Report: Apple Moves User Data To China, Despite Privacy Concerns

A customer stands underneath an illuminated Apple logo as he looks out the window of the Apple store located in central Sydney, Australia, May 28, 2018.
July 18, 2018 Topic: Technology Blog Brand: The Buzz Tags: AppleTechnologyCloudCloud ComputingInternetChina

Report: Apple Moves User Data To China, Despite Privacy Concerns

A bad move? 

Apple recently gave control of certain user data to a Chinese state-owned telecommunications operator, after moving the information earlier in the year, according to multiple reports.

Based off of a social media post published Tuesday by China Telecom, the company has taken charge of Apple’s iCloud system for Chines users, TechCrunch reports. Before, users in that country had their cloud data stored in American-based servers, meaning that law enforcement requests had to go through the U.S. legal process. Now, Chinese authorities can go through their own courts, and will make demands to a company that is owned by the government, and thus likely has a submissive relationship.

Apple has said in the past that it has to operate in complete compliance with China’s rules — even if that means cooperating with a country that has been voted the worst abuser of internet freedom for three years in a row, taking the dishonor over countries like Iran, Cuba, Syria, Pakistan, Saudi Arabia, and Russia.

Document layout detection data:
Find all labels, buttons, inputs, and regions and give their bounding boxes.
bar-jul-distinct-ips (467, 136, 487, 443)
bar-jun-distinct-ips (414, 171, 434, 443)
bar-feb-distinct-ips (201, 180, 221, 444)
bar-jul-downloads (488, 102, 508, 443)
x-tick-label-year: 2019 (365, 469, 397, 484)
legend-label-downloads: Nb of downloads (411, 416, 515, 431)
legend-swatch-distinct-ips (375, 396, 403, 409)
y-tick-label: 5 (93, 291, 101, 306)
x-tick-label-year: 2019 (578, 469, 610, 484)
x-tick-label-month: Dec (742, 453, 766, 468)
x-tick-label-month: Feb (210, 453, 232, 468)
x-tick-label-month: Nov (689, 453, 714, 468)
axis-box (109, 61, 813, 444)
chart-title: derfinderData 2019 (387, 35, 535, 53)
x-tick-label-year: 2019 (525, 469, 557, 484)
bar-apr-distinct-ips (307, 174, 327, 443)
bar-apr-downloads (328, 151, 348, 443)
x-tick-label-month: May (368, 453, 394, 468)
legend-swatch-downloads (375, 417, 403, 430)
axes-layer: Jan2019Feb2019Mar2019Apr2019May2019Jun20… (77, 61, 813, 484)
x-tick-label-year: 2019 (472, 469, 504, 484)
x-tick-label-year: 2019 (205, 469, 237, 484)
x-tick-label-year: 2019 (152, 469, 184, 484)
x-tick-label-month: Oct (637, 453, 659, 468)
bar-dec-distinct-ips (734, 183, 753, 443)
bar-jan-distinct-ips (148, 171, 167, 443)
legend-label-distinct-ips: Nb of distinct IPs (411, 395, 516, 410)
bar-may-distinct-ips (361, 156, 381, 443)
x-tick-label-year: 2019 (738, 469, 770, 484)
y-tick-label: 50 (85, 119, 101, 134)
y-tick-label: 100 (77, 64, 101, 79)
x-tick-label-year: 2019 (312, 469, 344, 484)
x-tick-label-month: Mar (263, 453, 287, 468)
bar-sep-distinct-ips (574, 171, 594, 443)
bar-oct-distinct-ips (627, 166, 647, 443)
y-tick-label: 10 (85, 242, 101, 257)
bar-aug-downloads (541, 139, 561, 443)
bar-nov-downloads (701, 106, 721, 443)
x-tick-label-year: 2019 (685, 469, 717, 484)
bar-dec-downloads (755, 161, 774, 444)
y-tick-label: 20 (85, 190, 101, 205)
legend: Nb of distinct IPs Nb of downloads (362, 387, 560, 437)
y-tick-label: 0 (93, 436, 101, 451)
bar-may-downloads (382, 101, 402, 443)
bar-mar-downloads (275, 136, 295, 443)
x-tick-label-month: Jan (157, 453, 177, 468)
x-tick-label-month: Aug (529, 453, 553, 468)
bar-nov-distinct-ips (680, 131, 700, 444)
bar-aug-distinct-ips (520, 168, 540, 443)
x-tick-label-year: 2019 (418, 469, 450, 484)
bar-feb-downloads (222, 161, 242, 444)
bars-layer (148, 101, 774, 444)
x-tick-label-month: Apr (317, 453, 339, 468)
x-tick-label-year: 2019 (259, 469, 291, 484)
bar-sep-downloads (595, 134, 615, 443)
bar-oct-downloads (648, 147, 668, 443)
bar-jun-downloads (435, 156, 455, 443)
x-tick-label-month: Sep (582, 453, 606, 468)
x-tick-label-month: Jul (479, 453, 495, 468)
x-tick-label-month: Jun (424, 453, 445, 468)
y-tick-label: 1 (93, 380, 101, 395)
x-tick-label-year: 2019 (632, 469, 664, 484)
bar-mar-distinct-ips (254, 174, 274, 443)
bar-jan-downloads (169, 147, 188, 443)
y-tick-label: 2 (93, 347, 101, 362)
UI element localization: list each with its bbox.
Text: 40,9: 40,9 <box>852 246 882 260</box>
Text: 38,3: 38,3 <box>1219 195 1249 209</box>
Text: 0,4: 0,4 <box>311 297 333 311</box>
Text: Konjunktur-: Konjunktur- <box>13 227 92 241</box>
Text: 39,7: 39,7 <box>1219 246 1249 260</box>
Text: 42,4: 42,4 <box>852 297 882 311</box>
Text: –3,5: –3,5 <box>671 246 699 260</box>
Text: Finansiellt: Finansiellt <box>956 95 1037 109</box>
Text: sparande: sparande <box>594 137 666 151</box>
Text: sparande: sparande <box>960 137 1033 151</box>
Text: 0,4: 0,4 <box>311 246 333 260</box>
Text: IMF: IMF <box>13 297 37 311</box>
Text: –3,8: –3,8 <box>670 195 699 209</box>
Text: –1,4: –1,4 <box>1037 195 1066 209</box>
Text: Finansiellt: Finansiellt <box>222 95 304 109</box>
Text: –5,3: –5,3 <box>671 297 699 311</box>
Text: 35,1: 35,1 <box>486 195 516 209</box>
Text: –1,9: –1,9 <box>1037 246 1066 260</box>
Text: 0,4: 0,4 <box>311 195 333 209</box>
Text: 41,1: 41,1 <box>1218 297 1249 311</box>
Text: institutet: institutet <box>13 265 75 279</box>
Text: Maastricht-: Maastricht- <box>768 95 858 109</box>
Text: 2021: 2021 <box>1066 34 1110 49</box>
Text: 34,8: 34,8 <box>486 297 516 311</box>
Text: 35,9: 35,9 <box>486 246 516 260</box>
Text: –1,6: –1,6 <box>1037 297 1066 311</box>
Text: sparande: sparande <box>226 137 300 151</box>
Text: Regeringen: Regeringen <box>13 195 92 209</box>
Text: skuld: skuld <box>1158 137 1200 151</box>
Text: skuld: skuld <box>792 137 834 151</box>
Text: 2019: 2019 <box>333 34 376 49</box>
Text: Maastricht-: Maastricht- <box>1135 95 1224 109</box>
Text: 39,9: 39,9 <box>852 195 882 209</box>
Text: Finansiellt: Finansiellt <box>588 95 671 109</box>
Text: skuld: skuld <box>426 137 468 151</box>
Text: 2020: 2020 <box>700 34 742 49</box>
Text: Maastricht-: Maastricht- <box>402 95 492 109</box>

Exercise aim
Carry the article on Apple moving iCloud data to China forward from its last sentence. The entries have nothing to do with this.

Result of this task
As apparent by the data storage move, Apple thinks it’s all worth it to serve the massive market. Google, for example, tried to commercially penetrate the country, but later quit after deciding that acquiescing to the country’s strict stipulations wasn’t worth it. It is, however, trying again.

Also like Google, Apple and its leaders, specifically CEO Tim Cook, advocate for progressive ideals, while also personally taking offense to a number of newly-imposed measures over the last two years that they see as misguided, even “evil.” How progressive China, particularly when it comes to the freedoms of its citizens, is highly dubious, to say the least.

Apple did not respond to The Daily Caller News Foundation’s request for comment in time of publication.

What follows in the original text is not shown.